--- DATASET EXTRACT ---
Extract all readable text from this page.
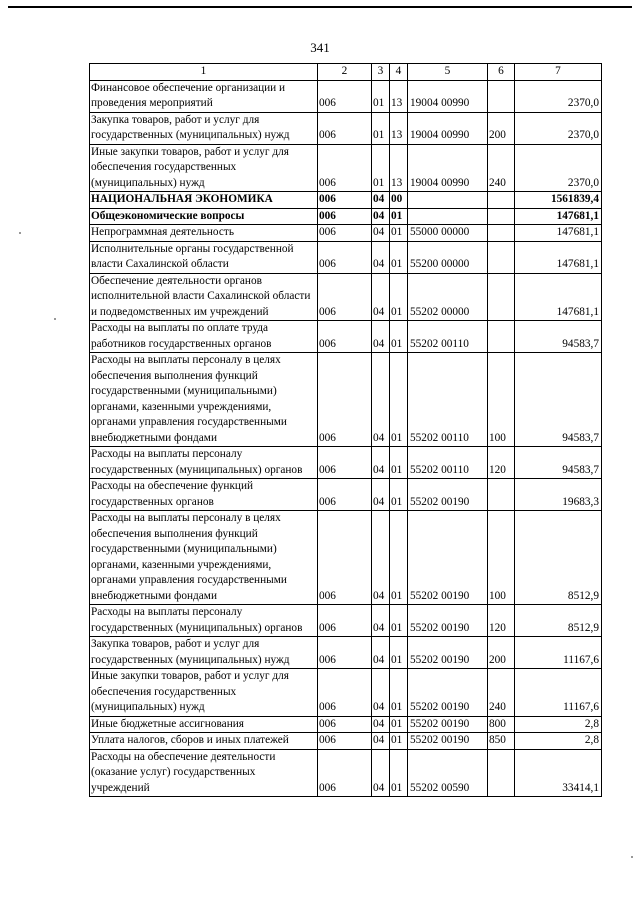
341
1	2	3	4	5	6	7
Финансовое обеспечение организации и проведения мероприятий	006	01	13	19004 00990		2370,0
Закупка товаров, работ и услуг для государственных (муниципальных) нужд	006	01	13	19004 00990	200	2370,0
Иные закупки товаров, работ и услуг для обеспечения государственных (муниципальных) нужд	006	01	13	19004 00990	240	2370,0
НАЦИОНАЛЬНАЯ ЭКОНОМИКА	006	04	00			1561839,4
Общеэкономические вопросы	006	04	01			147681,1
Непрограммная деятельность	006	04	01	55000 00000		147681,1
Исполнительные органы государственной власти Сахалинской области	006	04	01	55200 00000		147681,1
Обеспечение деятельности органов исполнительной власти Сахалинской области и подведомственных им учреждений	006	04	01	55202 00000		147681,1
Расходы на выплаты по оплате труда работников государственных органов	006	04	01	55202 00110		94583,7
Расходы на выплаты персоналу в целях обеспечения выполнения функций государственными (муниципальными) органами, казенными учреждениями, органами управления государственными внебюджетными фондами	006	04	01	55202 00110	100	94583,7
Расходы на выплаты персоналу государственных (муниципальных) органов	006	04	01	55202 00110	120	94583,7
Расходы на обеспечение функций государственных органов	006	04	01	55202 00190		19683,3
Расходы на выплаты персоналу в целях обеспечения выполнения функций государственными (муниципальными) органами, казенными учреждениями, органами управления государственными внебюджетными фондами	006	04	01	55202 00190	100	8512,9
Расходы на выплаты персоналу государственных (муниципальных) органов	006	04	01	55202 00190	120	8512,9
Закупка товаров, работ и услуг для государственных (муниципальных) нужд	006	04	01	55202 00190	200	11167,6
Иные закупки товаров, работ и услуг для обеспечения государственных (муниципальных) нужд	006	04	01	55202 00190	240	11167,6
Иные бюджетные ассигнования	006	04	01	55202 00190	800	2,8
Уплата налогов, сборов и иных платежей	006	04	01	55202 00190	850	2,8
Расходы на обеспечение деятельности (оказание услуг) государственных учреждений	006	04	01	55202 00590		33414,1
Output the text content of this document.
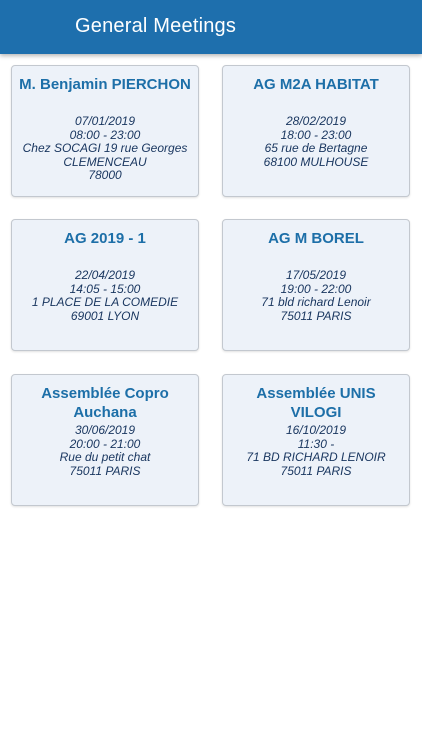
General Meetings
M. Benjamin PIERCHON
07/01/2019
08:00 - 23:00
Chez SOCAGI 19 rue Georges CLEMENCEAU
78000
AG M2A HABITAT
28/02/2019
18:00 - 23:00
65 rue de Bertagne
68100 MULHOUSE
AG 2019 - 1
22/04/2019
14:05 - 15:00
1 PLACE DE LA COMEDIE
69001 LYON
AG M BOREL
17/05/2019
19:00 - 22:00
71 bld richard Lenoir
75011 PARIS
Assemblée Copro Auchana
30/06/2019
20:00 - 21:00
Rue du petit chat
75011 PARIS
Assemblée UNIS VILOGI
16/10/2019
11:30 -
71 BD RICHARD LENOIR
75011 PARIS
---
◆ EXERCISE GOAL
The data should be printed again unchanged; leave its pictures out.

◆ RESPONSE TO THIS EXERCISE
Extract all readable text from this page.
341
1	2	3	4	5	6	7
Финансовое обеспечение организации и проведения мероприятий	006	01	13	19004 00990		2370,0
Закупка товаров, работ и услуг для государственных (муниципальных) нужд	006	01	13	19004 00990	200	2370,0
Иные закупки товаров, работ и услуг для обеспечения государственных (муниципальных) нужд	006	01	13	19004 00990	240	2370,0
НАЦИОНАЛЬНАЯ ЭКОНОМИКА	006	04	00			1561839,4
Общеэкономические вопросы	006	04	01			147681,1
Непрограммная деятельность	006	04	01	55000 00000		147681,1
Исполнительные органы государственной власти Сахалинской области	006	04	01	55200 00000		147681,1
Обеспечение деятельности органов исполнительной власти Сахалинской области и подведомственных им учреждений	006	04	01	55202 00000		147681,1
Расходы на выплаты по оплате труда работников государственных органов	006	04	01	55202 00110		94583,7
Расходы на выплаты персоналу в целях обеспечения выполнения функций государственными (муниципальными) органами, казенными учреждениями, органами управления государственными внебюджетными фондами	006	04	01	55202 00110	100	94583,7
Расходы на выплаты персоналу государственных (муниципальных) органов	006	04	01	55202 00110	120	94583,7
Расходы на обеспечение функций государственных органов	006	04	01	55202 00190		19683,3
Расходы на выплаты персоналу в целях обеспечения выполнения функций государственными (муниципальными) органами, казенными учреждениями, органами управления государственными внебюджетными фондами	006	04	01	55202 00190	100	8512,9
Расходы на выплаты персоналу государственных (муниципальных) органов	006	04	01	55202 00190	120	8512,9
Закупка товаров, работ и услуг для государственных (муниципальных) нужд	006	04	01	55202 00190	200	11167,6
Иные закупки товаров, работ и услуг для обеспечения государственных (муниципальных) нужд	006	04	01	55202 00190	240	11167,6
Иные бюджетные ассигнования	006	04	01	55202 00190	800	2,8
Уплата налогов, сборов и иных платежей	006	04	01	55202 00190	850	2,8
Расходы на обеспечение деятельности (оказание услуг) государственных учреждений	006	04	01	55202 00590		33414,1
Output the text content of this document.
General Meetings
M. Benjamin PIERCHON
07/01/2019
08:00 - 23:00
Chez SOCAGI 19 rue Georges CLEMENCEAU
78000
AG M2A HABITAT
28/02/2019
18:00 - 23:00
65 rue de Bertagne
68100 MULHOUSE
AG 2019 - 1
22/04/2019
14:05 - 15:00
1 PLACE DE LA COMEDIE
69001 LYON
AG M BOREL
17/05/2019
19:00 - 22:00
71 bld richard Lenoir
75011 PARIS
Assemblée Copro Auchana
30/06/2019
20:00 - 21:00
Rue du petit chat
75011 PARIS
Assemblée UNIS VILOGI
16/10/2019
11:30 -
71 BD RICHARD LENOIR
75011 PARIS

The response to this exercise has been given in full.